DATA TO EXAMINE:

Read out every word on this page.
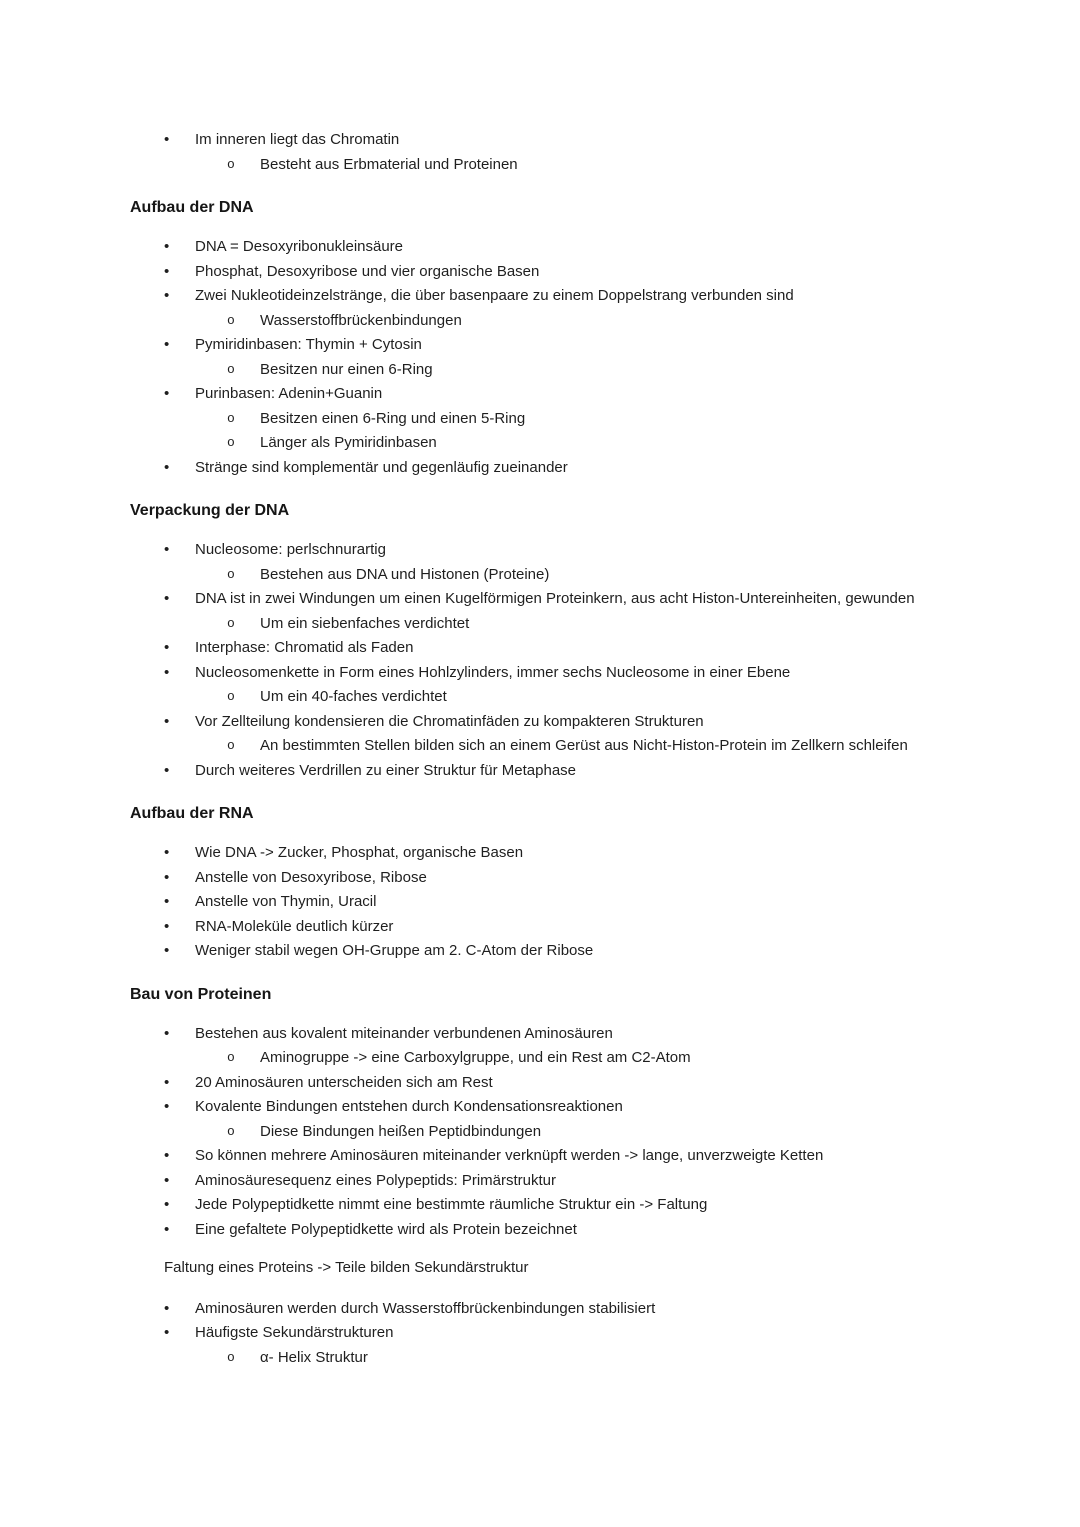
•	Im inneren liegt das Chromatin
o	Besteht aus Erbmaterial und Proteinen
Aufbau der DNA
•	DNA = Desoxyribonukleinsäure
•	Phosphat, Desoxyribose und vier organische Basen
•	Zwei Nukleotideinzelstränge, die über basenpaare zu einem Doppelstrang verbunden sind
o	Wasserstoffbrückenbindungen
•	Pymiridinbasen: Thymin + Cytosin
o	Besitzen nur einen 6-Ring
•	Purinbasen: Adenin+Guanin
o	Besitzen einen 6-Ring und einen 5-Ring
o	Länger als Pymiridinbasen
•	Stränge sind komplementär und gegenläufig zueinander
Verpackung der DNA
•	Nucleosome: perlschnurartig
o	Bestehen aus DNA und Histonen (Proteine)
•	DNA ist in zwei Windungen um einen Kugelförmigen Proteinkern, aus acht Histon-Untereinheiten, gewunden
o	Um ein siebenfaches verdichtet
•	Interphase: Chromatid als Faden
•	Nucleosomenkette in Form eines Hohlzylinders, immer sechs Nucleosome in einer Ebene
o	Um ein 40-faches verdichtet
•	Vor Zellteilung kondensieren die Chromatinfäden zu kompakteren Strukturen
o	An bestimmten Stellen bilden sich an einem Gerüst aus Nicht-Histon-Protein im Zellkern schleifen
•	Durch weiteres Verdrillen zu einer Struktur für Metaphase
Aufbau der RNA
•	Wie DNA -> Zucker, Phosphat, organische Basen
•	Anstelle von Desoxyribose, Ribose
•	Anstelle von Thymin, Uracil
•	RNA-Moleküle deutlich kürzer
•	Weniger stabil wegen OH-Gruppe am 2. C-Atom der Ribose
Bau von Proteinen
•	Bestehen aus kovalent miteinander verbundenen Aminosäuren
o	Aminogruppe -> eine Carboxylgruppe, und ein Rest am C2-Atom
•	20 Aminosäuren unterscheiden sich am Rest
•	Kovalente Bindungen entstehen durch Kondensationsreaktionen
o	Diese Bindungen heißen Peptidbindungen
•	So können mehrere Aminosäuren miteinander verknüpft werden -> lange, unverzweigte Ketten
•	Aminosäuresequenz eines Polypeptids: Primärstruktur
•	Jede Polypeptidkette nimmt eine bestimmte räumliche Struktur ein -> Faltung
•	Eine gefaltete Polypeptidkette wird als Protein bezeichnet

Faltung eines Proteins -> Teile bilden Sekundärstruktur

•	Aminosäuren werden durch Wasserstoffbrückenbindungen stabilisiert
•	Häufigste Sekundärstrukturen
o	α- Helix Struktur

YOUR GOAL: Copy out each line of the listing where the string "organische" appears.

SOLUTION TO THIS EXERCISE:
•	Phosphat, Desoxyribose und vier organische Basen
•	Wie DNA -> Zucker, Phosphat, organische Basen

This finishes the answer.